* **Given records**:
* BEGIN *
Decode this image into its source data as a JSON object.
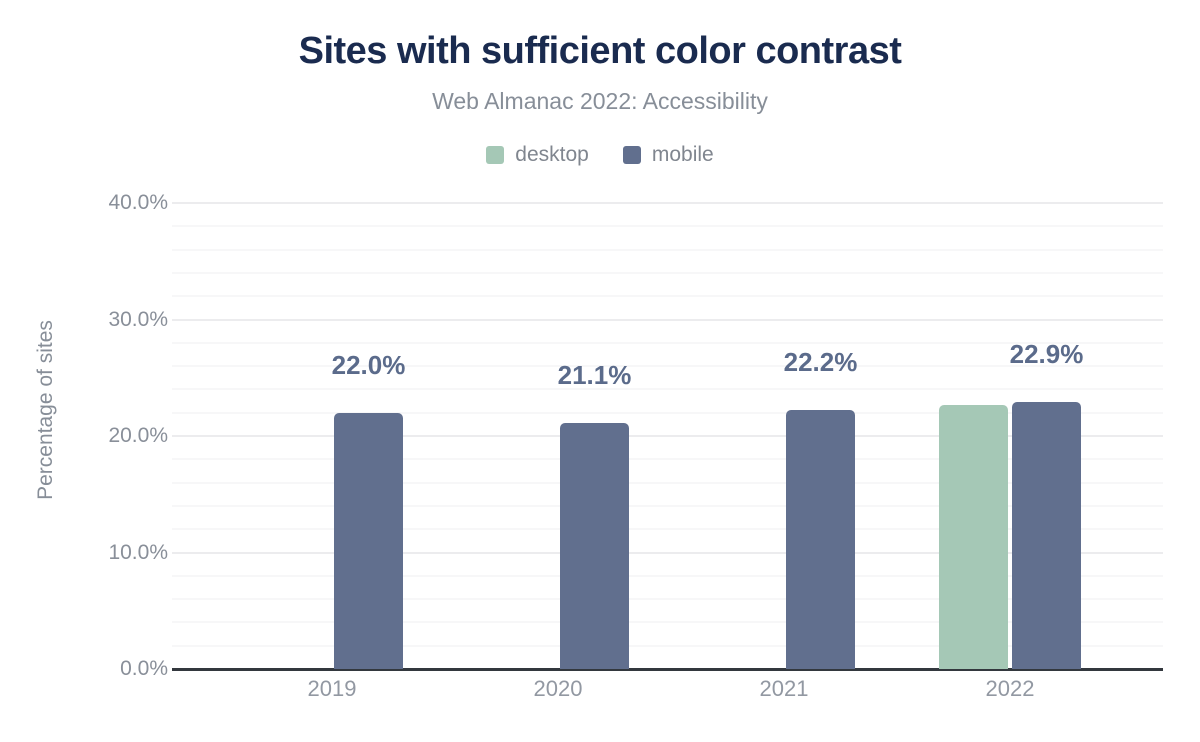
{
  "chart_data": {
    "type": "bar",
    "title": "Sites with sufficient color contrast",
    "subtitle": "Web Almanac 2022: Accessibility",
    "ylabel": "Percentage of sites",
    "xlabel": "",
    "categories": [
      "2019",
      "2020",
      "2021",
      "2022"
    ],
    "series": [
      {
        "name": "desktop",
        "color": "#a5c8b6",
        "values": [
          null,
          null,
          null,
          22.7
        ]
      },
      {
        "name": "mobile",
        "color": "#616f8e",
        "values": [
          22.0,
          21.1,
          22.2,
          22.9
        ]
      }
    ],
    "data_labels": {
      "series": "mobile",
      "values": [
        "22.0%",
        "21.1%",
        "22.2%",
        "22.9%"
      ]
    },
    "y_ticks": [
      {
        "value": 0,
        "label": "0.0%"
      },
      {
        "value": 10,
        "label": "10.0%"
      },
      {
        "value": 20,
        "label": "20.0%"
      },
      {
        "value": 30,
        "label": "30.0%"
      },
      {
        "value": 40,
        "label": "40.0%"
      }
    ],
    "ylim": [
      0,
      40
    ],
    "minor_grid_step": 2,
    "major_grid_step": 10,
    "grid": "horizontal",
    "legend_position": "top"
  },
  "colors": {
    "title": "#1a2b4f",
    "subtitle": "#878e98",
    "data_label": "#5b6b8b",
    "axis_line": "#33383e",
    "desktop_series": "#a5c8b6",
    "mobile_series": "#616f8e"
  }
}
* END *
* **Problem details**: Without including any pictures, print all of the material exactly as given.

* **Task output**:
Decode this image into its source data as a JSON object.
{
  "chart_data": {
    "type": "bar",
    "title": "Sites with sufficient color contrast",
    "subtitle": "Web Almanac 2022: Accessibility",
    "ylabel": "Percentage of sites",
    "xlabel": "",
    "categories": [
      "2019",
      "2020",
      "2021",
      "2022"
    ],
    "series": [
      {
        "name": "desktop",
        "color": "#a5c8b6",
        "values": [
          null,
          null,
          null,
          22.7
        ]
      },
      {
        "name": "mobile",
        "color": "#616f8e",
        "values": [
          22.0,
          21.1,
          22.2,
          22.9
        ]
      }
    ],
    "data_labels": {
      "series": "mobile",
      "values": [
        "22.0%",
        "21.1%",
        "22.2%",
        "22.9%"
      ]
    },
    "y_ticks": [
      {
        "value": 0,
        "label": "0.0%"
      },
      {
        "value": 10,
        "label": "10.0%"
      },
      {
        "value": 20,
        "label": "20.0%"
      },
      {
        "value": 30,
        "label": "30.0%"
      },
      {
        "value": 40,
        "label": "40.0%"
      }
    ],
    "ylim": [
      0,
      40
    ],
    "minor_grid_step": 2,
    "major_grid_step": 10,
    "grid": "horizontal",
    "legend_position": "top"
  },
  "colors": {
    "title": "#1a2b4f",
    "subtitle": "#878e98",
    "data_label": "#5b6b8b",
    "axis_line": "#33383e",
    "desktop_series": "#a5c8b6",
    "mobile_series": "#616f8e"
  }
}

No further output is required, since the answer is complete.